== LISTED ENTRIES ==

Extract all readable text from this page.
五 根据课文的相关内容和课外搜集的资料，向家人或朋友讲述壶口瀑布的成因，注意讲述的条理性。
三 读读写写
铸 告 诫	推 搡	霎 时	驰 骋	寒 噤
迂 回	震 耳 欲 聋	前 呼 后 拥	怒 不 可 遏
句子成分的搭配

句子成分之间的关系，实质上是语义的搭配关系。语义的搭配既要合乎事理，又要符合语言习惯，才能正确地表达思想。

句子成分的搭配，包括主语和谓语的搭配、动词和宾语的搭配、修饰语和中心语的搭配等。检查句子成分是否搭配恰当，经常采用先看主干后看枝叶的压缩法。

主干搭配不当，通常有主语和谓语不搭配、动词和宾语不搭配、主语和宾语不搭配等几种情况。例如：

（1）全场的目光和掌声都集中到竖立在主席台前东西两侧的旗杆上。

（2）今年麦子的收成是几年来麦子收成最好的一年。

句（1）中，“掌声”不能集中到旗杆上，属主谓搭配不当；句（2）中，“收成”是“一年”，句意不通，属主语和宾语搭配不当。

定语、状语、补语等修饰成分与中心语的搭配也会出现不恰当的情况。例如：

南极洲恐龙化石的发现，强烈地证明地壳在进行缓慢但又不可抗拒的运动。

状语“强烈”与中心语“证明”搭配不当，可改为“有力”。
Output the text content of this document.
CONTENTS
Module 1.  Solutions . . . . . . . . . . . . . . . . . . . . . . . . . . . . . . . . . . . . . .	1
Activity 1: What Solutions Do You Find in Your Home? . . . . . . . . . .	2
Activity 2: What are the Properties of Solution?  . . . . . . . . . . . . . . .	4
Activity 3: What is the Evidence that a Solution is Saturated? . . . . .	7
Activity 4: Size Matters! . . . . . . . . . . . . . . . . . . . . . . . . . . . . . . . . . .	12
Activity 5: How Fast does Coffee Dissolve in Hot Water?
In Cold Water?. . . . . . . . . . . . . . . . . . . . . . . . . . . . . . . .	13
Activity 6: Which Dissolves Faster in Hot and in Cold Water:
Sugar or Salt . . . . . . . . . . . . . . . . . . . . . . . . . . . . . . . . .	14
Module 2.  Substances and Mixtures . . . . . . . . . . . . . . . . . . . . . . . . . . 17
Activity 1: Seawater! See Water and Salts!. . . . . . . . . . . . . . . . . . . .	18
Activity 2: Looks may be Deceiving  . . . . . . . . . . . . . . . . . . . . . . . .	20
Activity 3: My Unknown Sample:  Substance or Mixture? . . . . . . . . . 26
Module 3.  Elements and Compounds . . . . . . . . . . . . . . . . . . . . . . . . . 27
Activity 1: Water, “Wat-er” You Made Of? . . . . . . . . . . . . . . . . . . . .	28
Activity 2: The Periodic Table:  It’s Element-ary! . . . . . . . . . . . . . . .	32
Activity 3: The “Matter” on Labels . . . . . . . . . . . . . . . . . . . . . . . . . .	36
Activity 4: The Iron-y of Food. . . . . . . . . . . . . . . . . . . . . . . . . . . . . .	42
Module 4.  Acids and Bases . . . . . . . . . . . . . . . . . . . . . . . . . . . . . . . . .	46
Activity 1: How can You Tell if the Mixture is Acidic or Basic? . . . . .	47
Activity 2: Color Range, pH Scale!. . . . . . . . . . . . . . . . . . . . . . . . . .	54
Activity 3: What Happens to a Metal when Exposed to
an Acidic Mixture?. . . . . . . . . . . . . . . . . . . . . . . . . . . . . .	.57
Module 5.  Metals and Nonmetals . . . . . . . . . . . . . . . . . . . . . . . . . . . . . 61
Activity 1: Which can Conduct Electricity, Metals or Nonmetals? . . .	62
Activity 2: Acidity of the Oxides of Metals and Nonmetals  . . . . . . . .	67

===

**WORK TO COMPLETE**
Each record above should be output again exactly.

**SOLUTION BELOW**
Extract all readable text from this page.
五 根据课文的相关内容和课外搜集的资料，向家人或朋友讲述壶口瀑布的成因，注意讲述的条理性。
三 读读写写
铸 告 诫	推 搡	霎 时	驰 骋	寒 噤
迂 回	震 耳 欲 聋	前 呼 后 拥	怒 不 可 遏
句子成分的搭配

句子成分之间的关系，实质上是语义的搭配关系。语义的搭配既要合乎事理，又要符合语言习惯，才能正确地表达思想。

句子成分的搭配，包括主语和谓语的搭配、动词和宾语的搭配、修饰语和中心语的搭配等。检查句子成分是否搭配恰当，经常采用先看主干后看枝叶的压缩法。

主干搭配不当，通常有主语和谓语不搭配、动词和宾语不搭配、主语和宾语不搭配等几种情况。例如：

（1）全场的目光和掌声都集中到竖立在主席台前东西两侧的旗杆上。

（2）今年麦子的收成是几年来麦子收成最好的一年。

句（1）中，“掌声”不能集中到旗杆上，属主谓搭配不当；句（2）中，“收成”是“一年”，句意不通，属主语和宾语搭配不当。

定语、状语、补语等修饰成分与中心语的搭配也会出现不恰当的情况。例如：

南极洲恐龙化石的发现，强烈地证明地壳在进行缓慢但又不可抗拒的运动。

状语“强烈”与中心语“证明”搭配不当，可改为“有力”。
Output the text content of this document.
CONTENTS
Module 1.  Solutions . . . . . . . . . . . . . . . . . . . . . . . . . . . . . . . . . . . . . .	1
Activity 1: What Solutions Do You Find in Your Home? . . . . . . . . . .	2
Activity 2: What are the Properties of Solution?  . . . . . . . . . . . . . . .	4
Activity 3: What is the Evidence that a Solution is Saturated? . . . . .	7
Activity 4: Size Matters! . . . . . . . . . . . . . . . . . . . . . . . . . . . . . . . . . .	12
Activity 5: How Fast does Coffee Dissolve in Hot Water?
In Cold Water?. . . . . . . . . . . . . . . . . . . . . . . . . . . . . . . .	13
Activity 6: Which Dissolves Faster in Hot and in Cold Water:
Sugar or Salt . . . . . . . . . . . . . . . . . . . . . . . . . . . . . . . . .	14
Module 2.  Substances and Mixtures . . . . . . . . . . . . . . . . . . . . . . . . . . 17
Activity 1: Seawater! See Water and Salts!. . . . . . . . . . . . . . . . . . . .	18
Activity 2: Looks may be Deceiving  . . . . . . . . . . . . . . . . . . . . . . . .	20
Activity 3: My Unknown Sample:  Substance or Mixture? . . . . . . . . . 26
Module 3.  Elements and Compounds . . . . . . . . . . . . . . . . . . . . . . . . . 27
Activity 1: Water, “Wat-er” You Made Of? . . . . . . . . . . . . . . . . . . . .	28
Activity 2: The Periodic Table:  It’s Element-ary! . . . . . . . . . . . . . . .	32
Activity 3: The “Matter” on Labels . . . . . . . . . . . . . . . . . . . . . . . . . .	36
Activity 4: The Iron-y of Food. . . . . . . . . . . . . . . . . . . . . . . . . . . . . .	42
Module 4.  Acids and Bases . . . . . . . . . . . . . . . . . . . . . . . . . . . . . . . . .	46
Activity 1: How can You Tell if the Mixture is Acidic or Basic? . . . . .	47
Activity 2: Color Range, pH Scale!. . . . . . . . . . . . . . . . . . . . . . . . . .	54
Activity 3: What Happens to a Metal when Exposed to
an Acidic Mixture?. . . . . . . . . . . . . . . . . . . . . . . . . . . . . .	.57
Module 5.  Metals and Nonmetals . . . . . . . . . . . . . . . . . . . . . . . . . . . . . 61
Activity 1: Which can Conduct Electricity, Metals or Nonmetals? . . .	62
Activity 2: Acidity of the Oxides of Metals and Nonmetals  . . . . . . . .	67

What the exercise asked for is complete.